--- start of WORKING DATA ---
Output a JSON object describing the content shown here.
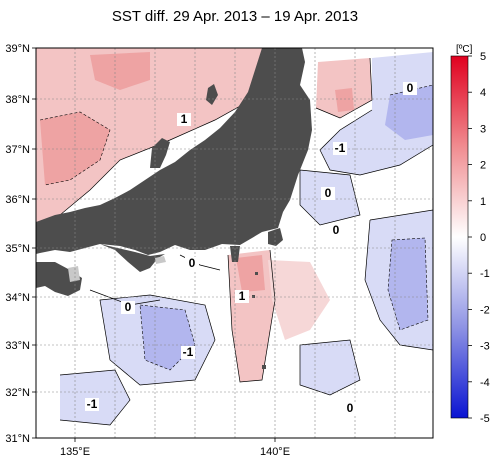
{
  "title": "SST diff. 29 Apr. 2013 – 19 Apr. 2013",
  "axes": {
    "lat_ticks": [
      "39°N",
      "38°N",
      "37°N",
      "36°N",
      "35°N",
      "34°N",
      "33°N",
      "32°N",
      "31°N"
    ],
    "lon_ticks": [
      "135°E",
      "140°E"
    ]
  },
  "contour_labels": [
    "1",
    "0",
    "-1",
    "0",
    "0",
    "1",
    "0",
    "-1",
    "-1",
    "0",
    "0"
  ],
  "colorbar": {
    "unit": "[ºC]",
    "ticks": [
      "5",
      "4",
      "3",
      "2",
      "1",
      "0",
      "-1",
      "-2",
      "-3",
      "-4",
      "-5"
    ],
    "colors": [
      "#e0001f",
      "#ea3b4b",
      "#f2747b",
      "#f7a8ab",
      "#fbd3d4",
      "#ffffff",
      "#d6d8f7",
      "#aaaeee",
      "#7b80e0",
      "#4d53d4",
      "#0a14d2"
    ]
  },
  "colors": {
    "land": "#4d4d4d",
    "warm": "#f3c4c4",
    "warm_strong": "#eea3a3",
    "cool": "#d8dbf6",
    "cool_strong": "#b2b6ee"
  }
}
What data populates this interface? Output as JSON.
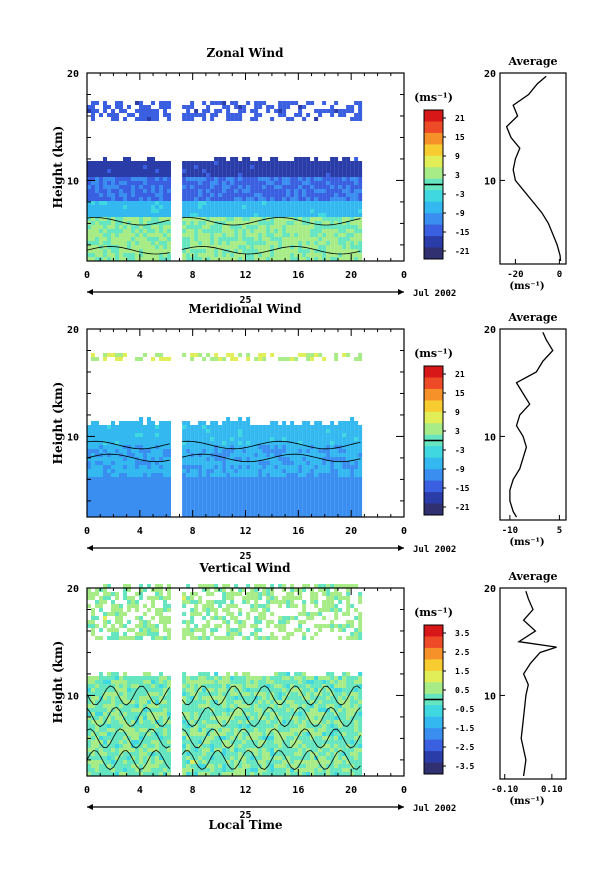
{
  "page": {
    "x_axis_label": "Local Time",
    "units": "(ms⁻¹)"
  },
  "chart_data": [
    {
      "type": "heatmap",
      "title": "Zonal Wind",
      "ylabel": "Height (km)",
      "xlabel": "",
      "x_ticks": [
        "0",
        "4",
        "8",
        "12",
        "16",
        "20",
        "0"
      ],
      "day_label": "25",
      "date_label": "Jul 2002",
      "xlim": [
        0,
        24
      ],
      "ylim": [
        2.5,
        20
      ],
      "y_ticks": [
        "20",
        "10"
      ],
      "colorbar": {
        "units": "(ms⁻¹)",
        "ticks": [
          "21",
          "15",
          "9",
          "3",
          "-3",
          "-9",
          "-15",
          "-21"
        ],
        "range": [
          -24,
          24
        ]
      },
      "data_coverage": {
        "x_segments": [
          [
            0,
            6.3
          ],
          [
            7.2,
            20.8
          ]
        ],
        "main_top_km": 11.8,
        "upper_layer_km": [
          15.5,
          17.2
        ]
      },
      "average_profile": {
        "title": "Average",
        "xlabel": "(ms⁻¹)",
        "x_ticks": [
          "-20",
          "0"
        ],
        "y_ticks": [
          "20",
          "10"
        ],
        "xlim": [
          -27,
          3
        ],
        "height_km": [
          2.5,
          3,
          4,
          5,
          6,
          7,
          8,
          9,
          10,
          11,
          12,
          13,
          14,
          15,
          16,
          17,
          18,
          19,
          19.7
        ],
        "value_ms": [
          0.5,
          0.3,
          -1.0,
          -3.0,
          -5.0,
          -8.0,
          -12.0,
          -16.0,
          -20.0,
          -21.0,
          -20.0,
          -18.0,
          -22.0,
          -24.0,
          -19.0,
          -21.0,
          -14.0,
          -10.0,
          -6.0
        ]
      }
    },
    {
      "type": "heatmap",
      "title": "Meridional Wind",
      "ylabel": "Height (km)",
      "xlabel": "",
      "x_ticks": [
        "0",
        "4",
        "8",
        "12",
        "16",
        "20",
        "0"
      ],
      "day_label": "25",
      "date_label": "Jul 2002",
      "xlim": [
        0,
        24
      ],
      "ylim": [
        2.5,
        20
      ],
      "y_ticks": [
        "20",
        "10"
      ],
      "colorbar": {
        "units": "(ms⁻¹)",
        "ticks": [
          "21",
          "15",
          "9",
          "3",
          "-3",
          "-9",
          "-15",
          "-21"
        ],
        "range": [
          -24,
          24
        ]
      },
      "data_coverage": {
        "x_segments": [
          [
            0,
            6.3
          ],
          [
            7.2,
            20.8
          ]
        ],
        "main_top_km": 11.2,
        "upper_layer_km": [
          17.0,
          17.6
        ]
      },
      "average_profile": {
        "title": "Average",
        "xlabel": "(ms⁻¹)",
        "x_ticks": [
          "-10",
          "5"
        ],
        "y_ticks": [
          "20",
          "10"
        ],
        "xlim": [
          -13,
          7
        ],
        "height_km": [
          2.5,
          3,
          4,
          5,
          6,
          7,
          8,
          9,
          10,
          11,
          12,
          13,
          14,
          15,
          16,
          17,
          18,
          19,
          19.7
        ],
        "value_ms": [
          -8.0,
          -9.0,
          -10.0,
          -10.0,
          -9.0,
          -7.0,
          -6.0,
          -5.0,
          -6.0,
          -8.0,
          -7.0,
          -4.0,
          -6.0,
          -8.0,
          -2.0,
          0.0,
          3.0,
          1.0,
          0.0
        ]
      }
    },
    {
      "type": "heatmap",
      "title": "Vertical Wind",
      "ylabel": "Height (km)",
      "xlabel": "Local Time",
      "x_ticks": [
        "0",
        "4",
        "8",
        "12",
        "16",
        "20",
        "0"
      ],
      "day_label": "25",
      "date_label": "Jul 2002",
      "xlim": [
        0,
        24
      ],
      "ylim": [
        2.5,
        20
      ],
      "y_ticks": [
        "20",
        "10"
      ],
      "colorbar": {
        "units": "(ms⁻¹)",
        "ticks": [
          "3.5",
          "2.5",
          "1.5",
          "0.5",
          "-0.5",
          "-1.5",
          "-2.5",
          "-3.5"
        ],
        "range": [
          -4,
          4
        ]
      },
      "data_coverage": {
        "x_segments": [
          [
            0,
            6.3
          ],
          [
            7.2,
            20.8
          ]
        ],
        "main_top_km": 11.8,
        "upper_layer_km": [
          15.0,
          20.0
        ]
      },
      "average_profile": {
        "title": "Average",
        "xlabel": "(ms⁻¹)",
        "x_ticks": [
          "-0.10",
          "0.10"
        ],
        "y_ticks": [
          "20",
          "10"
        ],
        "xlim": [
          -0.12,
          0.16
        ],
        "height_km": [
          2.5,
          4,
          6,
          8,
          10,
          11,
          12,
          13,
          14,
          14.5,
          15,
          16,
          17,
          18,
          19,
          19.7
        ],
        "value_ms": [
          -0.02,
          -0.01,
          -0.03,
          -0.02,
          -0.01,
          0.0,
          -0.02,
          0.01,
          0.05,
          0.12,
          -0.04,
          0.03,
          -0.02,
          0.02,
          0.0,
          -0.01
        ]
      }
    }
  ]
}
--- end of WORKING DATA ---
Repeat the listing above exactly, with no pictures.

CORRECT OUTPUT
Output a JSON object describing the content shown here.
{
  "title": "SST diff. 29 Apr. 2013 – 19 Apr. 2013",
  "axes": {
    "lat_ticks": [
      "39°N",
      "38°N",
      "37°N",
      "36°N",
      "35°N",
      "34°N",
      "33°N",
      "32°N",
      "31°N"
    ],
    "lon_ticks": [
      "135°E",
      "140°E"
    ]
  },
  "contour_labels": [
    "1",
    "0",
    "-1",
    "0",
    "0",
    "1",
    "0",
    "-1",
    "-1",
    "0",
    "0"
  ],
  "colorbar": {
    "unit": "[ºC]",
    "ticks": [
      "5",
      "4",
      "3",
      "2",
      "1",
      "0",
      "-1",
      "-2",
      "-3",
      "-4",
      "-5"
    ],
    "colors": [
      "#e0001f",
      "#ea3b4b",
      "#f2747b",
      "#f7a8ab",
      "#fbd3d4",
      "#ffffff",
      "#d6d8f7",
      "#aaaeee",
      "#7b80e0",
      "#4d53d4",
      "#0a14d2"
    ]
  },
  "colors": {
    "land": "#4d4d4d",
    "warm": "#f3c4c4",
    "warm_strong": "#eea3a3",
    "cool": "#d8dbf6",
    "cool_strong": "#b2b6ee"
  }
}
What data populates this interface? Output as JSON.
{
  "page": {
    "x_axis_label": "Local Time",
    "units": "(ms⁻¹)"
  },
  "chart_data": [
    {
      "type": "heatmap",
      "title": "Zonal Wind",
      "ylabel": "Height (km)",
      "xlabel": "",
      "x_ticks": [
        "0",
        "4",
        "8",
        "12",
        "16",
        "20",
        "0"
      ],
      "day_label": "25",
      "date_label": "Jul 2002",
      "xlim": [
        0,
        24
      ],
      "ylim": [
        2.5,
        20
      ],
      "y_ticks": [
        "20",
        "10"
      ],
      "colorbar": {
        "units": "(ms⁻¹)",
        "ticks": [
          "21",
          "15",
          "9",
          "3",
          "-3",
          "-9",
          "-15",
          "-21"
        ],
        "range": [
          -24,
          24
        ]
      },
      "data_coverage": {
        "x_segments": [
          [
            0,
            6.3
          ],
          [
            7.2,
            20.8
          ]
        ],
        "main_top_km": 11.8,
        "upper_layer_km": [
          15.5,
          17.2
        ]
      },
      "average_profile": {
        "title": "Average",
        "xlabel": "(ms⁻¹)",
        "x_ticks": [
          "-20",
          "0"
        ],
        "y_ticks": [
          "20",
          "10"
        ],
        "xlim": [
          -27,
          3
        ],
        "height_km": [
          2.5,
          3,
          4,
          5,
          6,
          7,
          8,
          9,
          10,
          11,
          12,
          13,
          14,
          15,
          16,
          17,
          18,
          19,
          19.7
        ],
        "value_ms": [
          0.5,
          0.3,
          -1.0,
          -3.0,
          -5.0,
          -8.0,
          -12.0,
          -16.0,
          -20.0,
          -21.0,
          -20.0,
          -18.0,
          -22.0,
          -24.0,
          -19.0,
          -21.0,
          -14.0,
          -10.0,
          -6.0
        ]
      }
    },
    {
      "type": "heatmap",
      "title": "Meridional Wind",
      "ylabel": "Height (km)",
      "xlabel": "",
      "x_ticks": [
        "0",
        "4",
        "8",
        "12",
        "16",
        "20",
        "0"
      ],
      "day_label": "25",
      "date_label": "Jul 2002",
      "xlim": [
        0,
        24
      ],
      "ylim": [
        2.5,
        20
      ],
      "y_ticks": [
        "20",
        "10"
      ],
      "colorbar": {
        "units": "(ms⁻¹)",
        "ticks": [
          "21",
          "15",
          "9",
          "3",
          "-3",
          "-9",
          "-15",
          "-21"
        ],
        "range": [
          -24,
          24
        ]
      },
      "data_coverage": {
        "x_segments": [
          [
            0,
            6.3
          ],
          [
            7.2,
            20.8
          ]
        ],
        "main_top_km": 11.2,
        "upper_layer_km": [
          17.0,
          17.6
        ]
      },
      "average_profile": {
        "title": "Average",
        "xlabel": "(ms⁻¹)",
        "x_ticks": [
          "-10",
          "5"
        ],
        "y_ticks": [
          "20",
          "10"
        ],
        "xlim": [
          -13,
          7
        ],
        "height_km": [
          2.5,
          3,
          4,
          5,
          6,
          7,
          8,
          9,
          10,
          11,
          12,
          13,
          14,
          15,
          16,
          17,
          18,
          19,
          19.7
        ],
        "value_ms": [
          -8.0,
          -9.0,
          -10.0,
          -10.0,
          -9.0,
          -7.0,
          -6.0,
          -5.0,
          -6.0,
          -8.0,
          -7.0,
          -4.0,
          -6.0,
          -8.0,
          -2.0,
          0.0,
          3.0,
          1.0,
          0.0
        ]
      }
    },
    {
      "type": "heatmap",
      "title": "Vertical Wind",
      "ylabel": "Height (km)",
      "xlabel": "Local Time",
      "x_ticks": [
        "0",
        "4",
        "8",
        "12",
        "16",
        "20",
        "0"
      ],
      "day_label": "25",
      "date_label": "Jul 2002",
      "xlim": [
        0,
        24
      ],
      "ylim": [
        2.5,
        20
      ],
      "y_ticks": [
        "20",
        "10"
      ],
      "colorbar": {
        "units": "(ms⁻¹)",
        "ticks": [
          "3.5",
          "2.5",
          "1.5",
          "0.5",
          "-0.5",
          "-1.5",
          "-2.5",
          "-3.5"
        ],
        "range": [
          -4,
          4
        ]
      },
      "data_coverage": {
        "x_segments": [
          [
            0,
            6.3
          ],
          [
            7.2,
            20.8
          ]
        ],
        "main_top_km": 11.8,
        "upper_layer_km": [
          15.0,
          20.0
        ]
      },
      "average_profile": {
        "title": "Average",
        "xlabel": "(ms⁻¹)",
        "x_ticks": [
          "-0.10",
          "0.10"
        ],
        "y_ticks": [
          "20",
          "10"
        ],
        "xlim": [
          -0.12,
          0.16
        ],
        "height_km": [
          2.5,
          4,
          6,
          8,
          10,
          11,
          12,
          13,
          14,
          14.5,
          15,
          16,
          17,
          18,
          19,
          19.7
        ],
        "value_ms": [
          -0.02,
          -0.01,
          -0.03,
          -0.02,
          -0.01,
          0.0,
          -0.02,
          0.01,
          0.05,
          0.12,
          -0.04,
          0.03,
          -0.02,
          0.02,
          0.0,
          -0.01
        ]
      }
    }
  ]
}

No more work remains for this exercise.